◆ **Available data**
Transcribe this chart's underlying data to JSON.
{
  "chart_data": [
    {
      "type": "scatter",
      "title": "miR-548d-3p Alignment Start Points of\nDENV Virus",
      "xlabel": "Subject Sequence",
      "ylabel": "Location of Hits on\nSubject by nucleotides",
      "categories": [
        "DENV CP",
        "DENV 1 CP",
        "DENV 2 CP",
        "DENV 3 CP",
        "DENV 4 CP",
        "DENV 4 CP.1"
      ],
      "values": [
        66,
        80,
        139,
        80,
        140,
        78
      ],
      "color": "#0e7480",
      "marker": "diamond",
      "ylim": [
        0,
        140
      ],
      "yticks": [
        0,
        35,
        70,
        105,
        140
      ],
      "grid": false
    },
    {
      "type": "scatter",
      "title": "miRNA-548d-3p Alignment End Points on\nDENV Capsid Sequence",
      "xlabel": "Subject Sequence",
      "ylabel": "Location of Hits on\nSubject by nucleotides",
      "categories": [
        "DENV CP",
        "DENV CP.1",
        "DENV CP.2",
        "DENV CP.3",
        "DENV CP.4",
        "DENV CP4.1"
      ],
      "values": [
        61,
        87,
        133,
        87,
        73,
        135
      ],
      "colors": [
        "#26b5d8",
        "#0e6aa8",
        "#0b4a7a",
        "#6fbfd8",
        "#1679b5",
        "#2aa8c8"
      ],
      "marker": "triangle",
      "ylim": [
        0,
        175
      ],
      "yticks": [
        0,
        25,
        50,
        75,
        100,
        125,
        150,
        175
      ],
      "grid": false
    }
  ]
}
---
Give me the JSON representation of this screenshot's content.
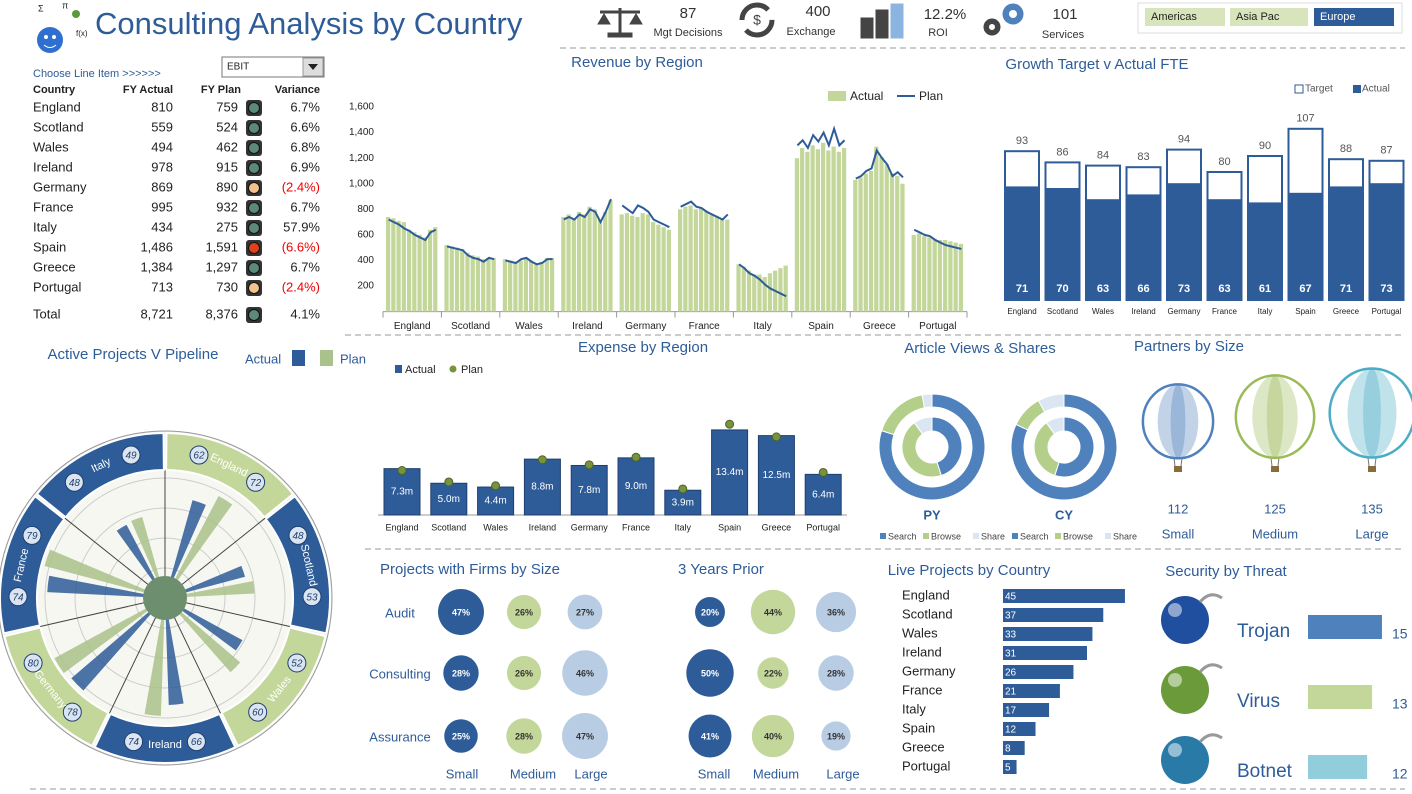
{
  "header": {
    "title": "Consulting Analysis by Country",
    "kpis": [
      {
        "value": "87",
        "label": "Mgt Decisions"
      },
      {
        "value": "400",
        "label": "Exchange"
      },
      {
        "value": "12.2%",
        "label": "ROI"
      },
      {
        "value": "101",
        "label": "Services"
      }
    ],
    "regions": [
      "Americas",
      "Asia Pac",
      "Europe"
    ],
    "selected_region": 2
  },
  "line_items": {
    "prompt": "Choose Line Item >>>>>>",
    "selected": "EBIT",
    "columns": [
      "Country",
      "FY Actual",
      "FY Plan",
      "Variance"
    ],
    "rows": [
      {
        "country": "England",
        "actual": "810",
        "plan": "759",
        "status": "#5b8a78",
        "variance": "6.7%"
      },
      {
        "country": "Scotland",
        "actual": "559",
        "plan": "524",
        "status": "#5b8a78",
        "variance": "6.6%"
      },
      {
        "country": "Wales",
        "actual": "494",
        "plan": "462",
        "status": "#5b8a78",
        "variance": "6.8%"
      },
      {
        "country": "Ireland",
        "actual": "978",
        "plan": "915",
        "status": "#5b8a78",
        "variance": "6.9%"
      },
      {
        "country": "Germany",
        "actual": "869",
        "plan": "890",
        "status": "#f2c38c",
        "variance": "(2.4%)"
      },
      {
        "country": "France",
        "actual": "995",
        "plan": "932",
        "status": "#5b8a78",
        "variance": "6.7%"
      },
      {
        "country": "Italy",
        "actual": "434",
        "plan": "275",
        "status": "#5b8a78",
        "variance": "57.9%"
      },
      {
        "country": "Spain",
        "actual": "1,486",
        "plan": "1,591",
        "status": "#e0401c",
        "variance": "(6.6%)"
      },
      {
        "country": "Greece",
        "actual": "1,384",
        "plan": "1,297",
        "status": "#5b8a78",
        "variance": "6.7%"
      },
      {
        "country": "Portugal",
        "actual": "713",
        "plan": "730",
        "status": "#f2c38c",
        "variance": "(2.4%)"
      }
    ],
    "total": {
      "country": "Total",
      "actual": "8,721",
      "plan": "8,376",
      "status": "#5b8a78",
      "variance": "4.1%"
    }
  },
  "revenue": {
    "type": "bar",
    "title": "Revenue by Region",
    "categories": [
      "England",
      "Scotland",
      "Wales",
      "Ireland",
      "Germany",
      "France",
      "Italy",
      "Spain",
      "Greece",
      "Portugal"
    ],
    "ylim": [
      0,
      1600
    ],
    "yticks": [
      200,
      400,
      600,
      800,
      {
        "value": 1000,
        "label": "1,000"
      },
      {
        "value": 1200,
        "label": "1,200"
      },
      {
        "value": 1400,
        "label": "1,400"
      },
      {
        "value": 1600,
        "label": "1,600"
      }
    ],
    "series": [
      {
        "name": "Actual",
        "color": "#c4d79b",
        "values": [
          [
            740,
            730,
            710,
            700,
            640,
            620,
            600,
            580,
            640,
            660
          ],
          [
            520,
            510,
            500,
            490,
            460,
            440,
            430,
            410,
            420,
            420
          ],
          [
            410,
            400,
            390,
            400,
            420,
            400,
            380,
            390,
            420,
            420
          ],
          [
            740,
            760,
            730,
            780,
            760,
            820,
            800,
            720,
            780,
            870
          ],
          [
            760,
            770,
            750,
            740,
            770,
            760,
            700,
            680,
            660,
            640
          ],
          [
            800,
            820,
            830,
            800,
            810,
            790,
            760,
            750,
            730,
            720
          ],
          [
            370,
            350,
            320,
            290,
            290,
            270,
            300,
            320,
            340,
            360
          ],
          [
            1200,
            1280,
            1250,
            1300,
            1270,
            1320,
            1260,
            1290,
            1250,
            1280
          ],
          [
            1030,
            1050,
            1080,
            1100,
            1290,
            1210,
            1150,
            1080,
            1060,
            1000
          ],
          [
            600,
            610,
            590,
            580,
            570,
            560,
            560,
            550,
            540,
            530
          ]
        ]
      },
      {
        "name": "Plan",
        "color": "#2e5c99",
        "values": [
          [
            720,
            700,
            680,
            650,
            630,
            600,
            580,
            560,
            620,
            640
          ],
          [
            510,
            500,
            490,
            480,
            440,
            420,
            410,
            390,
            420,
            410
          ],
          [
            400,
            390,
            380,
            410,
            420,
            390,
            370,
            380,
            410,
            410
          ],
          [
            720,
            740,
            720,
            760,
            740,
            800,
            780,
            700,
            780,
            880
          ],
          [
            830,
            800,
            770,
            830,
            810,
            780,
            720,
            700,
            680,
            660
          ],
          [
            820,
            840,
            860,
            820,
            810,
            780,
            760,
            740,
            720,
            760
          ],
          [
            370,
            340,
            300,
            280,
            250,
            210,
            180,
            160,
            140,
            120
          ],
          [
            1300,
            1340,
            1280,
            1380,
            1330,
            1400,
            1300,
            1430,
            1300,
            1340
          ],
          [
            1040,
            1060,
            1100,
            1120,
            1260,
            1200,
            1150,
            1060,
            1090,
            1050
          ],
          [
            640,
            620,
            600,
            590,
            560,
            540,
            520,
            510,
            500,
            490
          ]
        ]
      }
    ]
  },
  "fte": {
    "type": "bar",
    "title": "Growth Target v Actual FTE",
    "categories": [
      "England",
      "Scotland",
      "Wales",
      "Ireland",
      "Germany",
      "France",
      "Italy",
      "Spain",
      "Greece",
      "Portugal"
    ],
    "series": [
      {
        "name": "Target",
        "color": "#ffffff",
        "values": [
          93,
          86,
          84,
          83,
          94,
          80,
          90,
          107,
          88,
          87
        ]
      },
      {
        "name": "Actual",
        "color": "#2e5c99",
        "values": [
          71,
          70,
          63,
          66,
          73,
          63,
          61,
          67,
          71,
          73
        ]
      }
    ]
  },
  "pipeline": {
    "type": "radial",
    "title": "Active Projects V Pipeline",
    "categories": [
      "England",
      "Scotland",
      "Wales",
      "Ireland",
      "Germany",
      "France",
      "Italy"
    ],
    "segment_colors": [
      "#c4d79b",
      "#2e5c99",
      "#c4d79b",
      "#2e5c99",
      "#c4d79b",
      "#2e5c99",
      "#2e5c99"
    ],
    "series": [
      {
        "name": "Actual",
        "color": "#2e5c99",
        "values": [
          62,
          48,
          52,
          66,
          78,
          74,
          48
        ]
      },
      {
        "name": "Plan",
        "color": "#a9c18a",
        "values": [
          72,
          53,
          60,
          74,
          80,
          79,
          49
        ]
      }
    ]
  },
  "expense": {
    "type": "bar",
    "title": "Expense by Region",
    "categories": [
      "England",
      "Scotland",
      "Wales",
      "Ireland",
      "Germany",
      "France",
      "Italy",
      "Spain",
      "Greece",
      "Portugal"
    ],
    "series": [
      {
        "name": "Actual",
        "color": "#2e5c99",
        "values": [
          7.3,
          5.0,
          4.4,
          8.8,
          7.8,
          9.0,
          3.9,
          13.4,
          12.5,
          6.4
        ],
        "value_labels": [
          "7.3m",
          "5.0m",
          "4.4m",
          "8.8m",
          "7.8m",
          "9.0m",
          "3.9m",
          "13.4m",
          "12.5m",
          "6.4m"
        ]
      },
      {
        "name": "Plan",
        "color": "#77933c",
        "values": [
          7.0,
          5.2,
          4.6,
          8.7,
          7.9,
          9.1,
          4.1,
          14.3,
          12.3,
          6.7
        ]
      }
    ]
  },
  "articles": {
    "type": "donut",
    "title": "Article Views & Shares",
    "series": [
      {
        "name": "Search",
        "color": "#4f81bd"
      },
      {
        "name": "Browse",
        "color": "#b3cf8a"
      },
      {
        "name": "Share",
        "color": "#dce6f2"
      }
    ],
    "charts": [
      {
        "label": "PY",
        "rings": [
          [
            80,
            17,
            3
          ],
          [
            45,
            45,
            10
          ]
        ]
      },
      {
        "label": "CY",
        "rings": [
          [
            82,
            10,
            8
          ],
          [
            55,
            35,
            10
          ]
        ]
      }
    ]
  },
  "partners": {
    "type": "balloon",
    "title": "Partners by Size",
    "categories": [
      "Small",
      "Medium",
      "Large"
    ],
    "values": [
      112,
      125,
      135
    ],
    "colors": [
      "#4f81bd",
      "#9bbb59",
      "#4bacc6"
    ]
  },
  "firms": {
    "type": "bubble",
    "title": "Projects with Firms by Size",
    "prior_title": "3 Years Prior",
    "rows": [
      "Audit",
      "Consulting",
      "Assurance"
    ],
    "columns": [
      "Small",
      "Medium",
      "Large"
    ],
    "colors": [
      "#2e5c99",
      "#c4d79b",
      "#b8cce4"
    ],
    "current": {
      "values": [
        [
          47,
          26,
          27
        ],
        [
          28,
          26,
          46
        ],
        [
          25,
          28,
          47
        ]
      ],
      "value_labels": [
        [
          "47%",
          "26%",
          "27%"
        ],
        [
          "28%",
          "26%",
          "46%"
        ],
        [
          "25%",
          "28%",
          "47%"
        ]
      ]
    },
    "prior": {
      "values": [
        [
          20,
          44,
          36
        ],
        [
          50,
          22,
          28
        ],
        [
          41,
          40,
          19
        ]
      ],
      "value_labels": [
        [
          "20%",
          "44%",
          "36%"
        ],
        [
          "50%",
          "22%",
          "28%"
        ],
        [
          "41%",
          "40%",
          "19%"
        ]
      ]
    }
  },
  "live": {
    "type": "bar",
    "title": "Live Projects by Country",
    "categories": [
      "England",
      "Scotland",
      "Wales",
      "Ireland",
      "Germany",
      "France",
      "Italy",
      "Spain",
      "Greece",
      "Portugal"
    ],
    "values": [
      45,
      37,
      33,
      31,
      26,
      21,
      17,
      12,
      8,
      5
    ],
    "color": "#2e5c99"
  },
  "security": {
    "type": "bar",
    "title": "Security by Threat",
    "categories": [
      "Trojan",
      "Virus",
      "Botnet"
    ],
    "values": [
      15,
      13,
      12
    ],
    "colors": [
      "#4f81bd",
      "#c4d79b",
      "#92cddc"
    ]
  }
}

◆ **Try it**
Search the entries for the word "Points" and copy every line that holds it.

◆ **Output for this task**
      "title": "miR-548d-3p Alignment Start Points of\nDENV Virus",
      "title": "miRNA-548d-3p Alignment End Points on\nDENV Capsid Sequence",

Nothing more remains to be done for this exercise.